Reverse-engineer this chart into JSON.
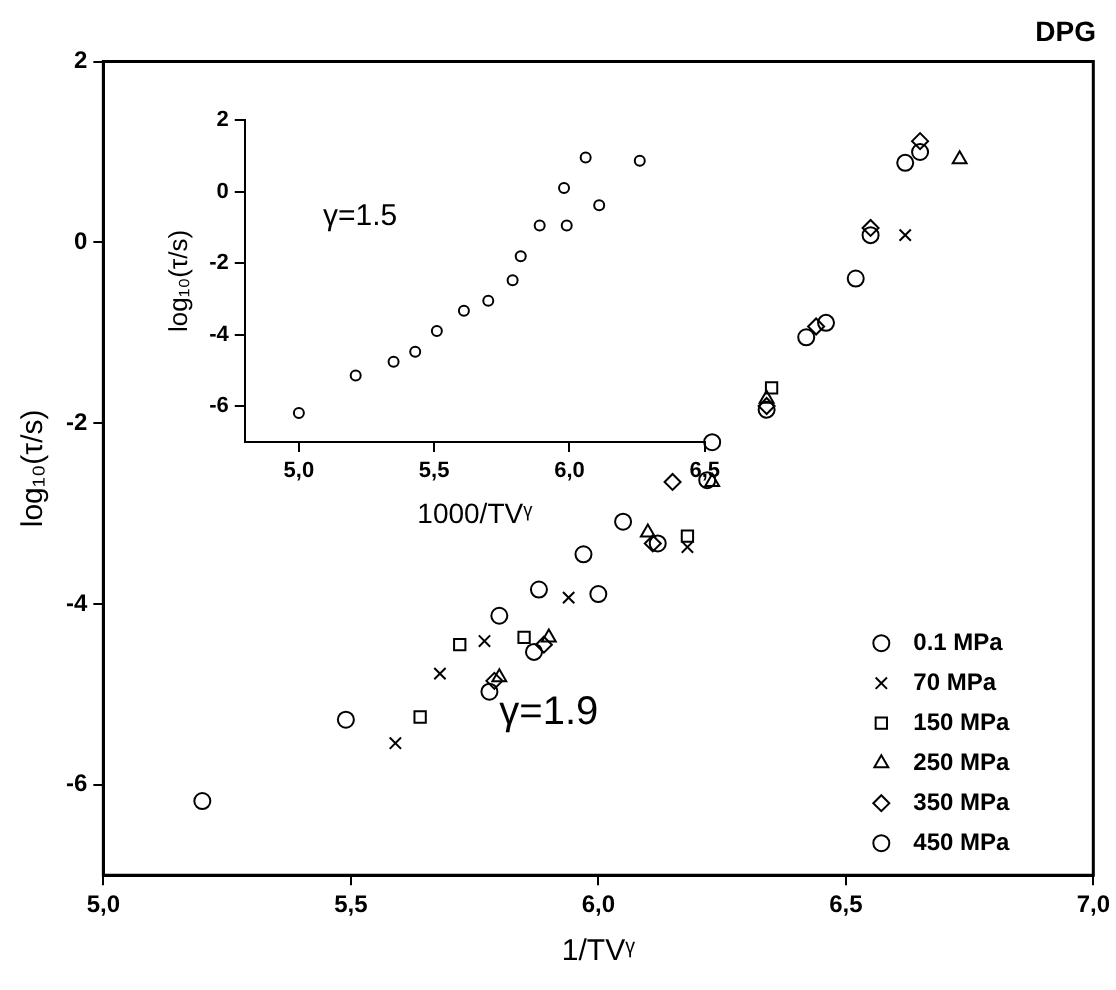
{
  "chart_data": [
    {
      "type": "scatter",
      "title": "DPG",
      "xlabel": "1/TVᵞ",
      "ylabel": "log₁₀(τ/s)",
      "xlim": [
        5,
        7
      ],
      "ylim": [
        -7,
        2
      ],
      "xticks": [
        {
          "value": 5,
          "label": "5,0"
        },
        {
          "value": 5.5,
          "label": "5,5"
        },
        {
          "value": 6,
          "label": "6,0"
        },
        {
          "value": 6.5,
          "label": "6,5"
        },
        {
          "value": 7,
          "label": "7,0"
        }
      ],
      "yticks": [
        -6,
        -4,
        -2,
        0,
        2
      ],
      "grid": false,
      "legend": "bottom right",
      "annotations": [
        "γ=1.9"
      ],
      "series": [
        {
          "name": "0.1 MPa",
          "color": "#000000",
          "marker": "circle",
          "x": [
            5.2,
            5.49,
            5.8,
            5.88,
            5.97,
            6.05,
            6.23
          ],
          "values": [
            -6.18,
            -5.28,
            -4.13,
            -3.84,
            -3.45,
            -3.09,
            -2.21
          ]
        },
        {
          "name": "70 MPa",
          "color": "#000000",
          "marker": "cross",
          "x": [
            5.59,
            5.68,
            5.77,
            5.94,
            6.18,
            6.62
          ],
          "values": [
            -5.54,
            -4.77,
            -4.41,
            -3.93,
            -3.37,
            0.08
          ]
        },
        {
          "name": "150 MPa",
          "color": "#000000",
          "marker": "square",
          "x": [
            5.64,
            5.72,
            5.85,
            6.18,
            6.35
          ],
          "values": [
            -5.25,
            -4.45,
            -4.37,
            -3.25,
            -1.61
          ]
        },
        {
          "name": "250 MPa",
          "color": "#000000",
          "marker": "triangle",
          "x": [
            5.8,
            5.9,
            6.1,
            6.23,
            6.34,
            6.73
          ],
          "values": [
            -4.81,
            -4.37,
            -3.21,
            -2.65,
            -1.73,
            0.92
          ]
        },
        {
          "name": "350 MPa",
          "color": "#000000",
          "marker": "diamond",
          "x": [
            5.79,
            5.89,
            6.11,
            6.15,
            6.34,
            6.44,
            6.55,
            6.65
          ],
          "values": [
            -4.85,
            -4.45,
            -3.33,
            -2.65,
            -1.81,
            -0.93,
            0.16,
            1.12
          ]
        },
        {
          "name": "450 MPa",
          "color": "#000000",
          "marker": "circle",
          "x": [
            5.78,
            5.87,
            6.0,
            6.12,
            6.22,
            6.34,
            6.42,
            6.46,
            6.52,
            6.55,
            6.62,
            6.65
          ],
          "values": [
            -4.97,
            -4.53,
            -3.89,
            -3.33,
            -2.63,
            -1.85,
            -1.05,
            -0.89,
            -0.4,
            0.08,
            0.88,
            1.0
          ]
        }
      ]
    },
    {
      "type": "scatter",
      "xlabel": "1000/TVᵞ",
      "ylabel": "log₁₀(τ/s)",
      "xlim": [
        4.8,
        6.5
      ],
      "ylim": [
        -7,
        2
      ],
      "xticks": [
        {
          "value": 5,
          "label": "5,0"
        },
        {
          "value": 5.5,
          "label": "5,5"
        },
        {
          "value": 6,
          "label": "6,0"
        },
        {
          "value": 6.5,
          "label": "6,5"
        }
      ],
      "yticks": [
        -6,
        -4,
        -2,
        0,
        2
      ],
      "grid": false,
      "annotations": [
        "γ=1.5"
      ],
      "series": [
        {
          "color": "#000000",
          "marker": "circle",
          "x": [
            5.0,
            5.21,
            5.35,
            5.43,
            5.51,
            5.61,
            5.7,
            5.79,
            5.82,
            5.89,
            5.99,
            5.98,
            6.06,
            6.11,
            6.26
          ],
          "values": [
            -6.19,
            -5.14,
            -4.76,
            -4.48,
            -3.9,
            -3.33,
            -3.05,
            -2.48,
            -1.81,
            -0.95,
            -0.95,
            0.1,
            0.95,
            -0.38,
            0.86
          ]
        }
      ]
    }
  ]
}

++++++++++++++++++++

> **What you have to do**
Copy the records exactly as they appear, excluding images.

> **Response to this task**
Reverse-engineer this chart into JSON.
{
  "chart_data": [
    {
      "type": "scatter",
      "title": "DPG",
      "xlabel": "1/TVᵞ",
      "ylabel": "log₁₀(τ/s)",
      "xlim": [
        5,
        7
      ],
      "ylim": [
        -7,
        2
      ],
      "xticks": [
        {
          "value": 5,
          "label": "5,0"
        },
        {
          "value": 5.5,
          "label": "5,5"
        },
        {
          "value": 6,
          "label": "6,0"
        },
        {
          "value": 6.5,
          "label": "6,5"
        },
        {
          "value": 7,
          "label": "7,0"
        }
      ],
      "yticks": [
        -6,
        -4,
        -2,
        0,
        2
      ],
      "grid": false,
      "legend": "bottom right",
      "annotations": [
        "γ=1.9"
      ],
      "series": [
        {
          "name": "0.1 MPa",
          "color": "#000000",
          "marker": "circle",
          "x": [
            5.2,
            5.49,
            5.8,
            5.88,
            5.97,
            6.05,
            6.23
          ],
          "values": [
            -6.18,
            -5.28,
            -4.13,
            -3.84,
            -3.45,
            -3.09,
            -2.21
          ]
        },
        {
          "name": "70 MPa",
          "color": "#000000",
          "marker": "cross",
          "x": [
            5.59,
            5.68,
            5.77,
            5.94,
            6.18,
            6.62
          ],
          "values": [
            -5.54,
            -4.77,
            -4.41,
            -3.93,
            -3.37,
            0.08
          ]
        },
        {
          "name": "150 MPa",
          "color": "#000000",
          "marker": "square",
          "x": [
            5.64,
            5.72,
            5.85,
            6.18,
            6.35
          ],
          "values": [
            -5.25,
            -4.45,
            -4.37,
            -3.25,
            -1.61
          ]
        },
        {
          "name": "250 MPa",
          "color": "#000000",
          "marker": "triangle",
          "x": [
            5.8,
            5.9,
            6.1,
            6.23,
            6.34,
            6.73
          ],
          "values": [
            -4.81,
            -4.37,
            -3.21,
            -2.65,
            -1.73,
            0.92
          ]
        },
        {
          "name": "350 MPa",
          "color": "#000000",
          "marker": "diamond",
          "x": [
            5.79,
            5.89,
            6.11,
            6.15,
            6.34,
            6.44,
            6.55,
            6.65
          ],
          "values": [
            -4.85,
            -4.45,
            -3.33,
            -2.65,
            -1.81,
            -0.93,
            0.16,
            1.12
          ]
        },
        {
          "name": "450 MPa",
          "color": "#000000",
          "marker": "circle",
          "x": [
            5.78,
            5.87,
            6.0,
            6.12,
            6.22,
            6.34,
            6.42,
            6.46,
            6.52,
            6.55,
            6.62,
            6.65
          ],
          "values": [
            -4.97,
            -4.53,
            -3.89,
            -3.33,
            -2.63,
            -1.85,
            -1.05,
            -0.89,
            -0.4,
            0.08,
            0.88,
            1.0
          ]
        }
      ]
    },
    {
      "type": "scatter",
      "xlabel": "1000/TVᵞ",
      "ylabel": "log₁₀(τ/s)",
      "xlim": [
        4.8,
        6.5
      ],
      "ylim": [
        -7,
        2
      ],
      "xticks": [
        {
          "value": 5,
          "label": "5,0"
        },
        {
          "value": 5.5,
          "label": "5,5"
        },
        {
          "value": 6,
          "label": "6,0"
        },
        {
          "value": 6.5,
          "label": "6,5"
        }
      ],
      "yticks": [
        -6,
        -4,
        -2,
        0,
        2
      ],
      "grid": false,
      "annotations": [
        "γ=1.5"
      ],
      "series": [
        {
          "color": "#000000",
          "marker": "circle",
          "x": [
            5.0,
            5.21,
            5.35,
            5.43,
            5.51,
            5.61,
            5.7,
            5.79,
            5.82,
            5.89,
            5.99,
            5.98,
            6.06,
            6.11,
            6.26
          ],
          "values": [
            -6.19,
            -5.14,
            -4.76,
            -4.48,
            -3.9,
            -3.33,
            -3.05,
            -2.48,
            -1.81,
            -0.95,
            -0.95,
            0.1,
            0.95,
            -0.38,
            0.86
          ]
        }
      ]
    }
  ]
}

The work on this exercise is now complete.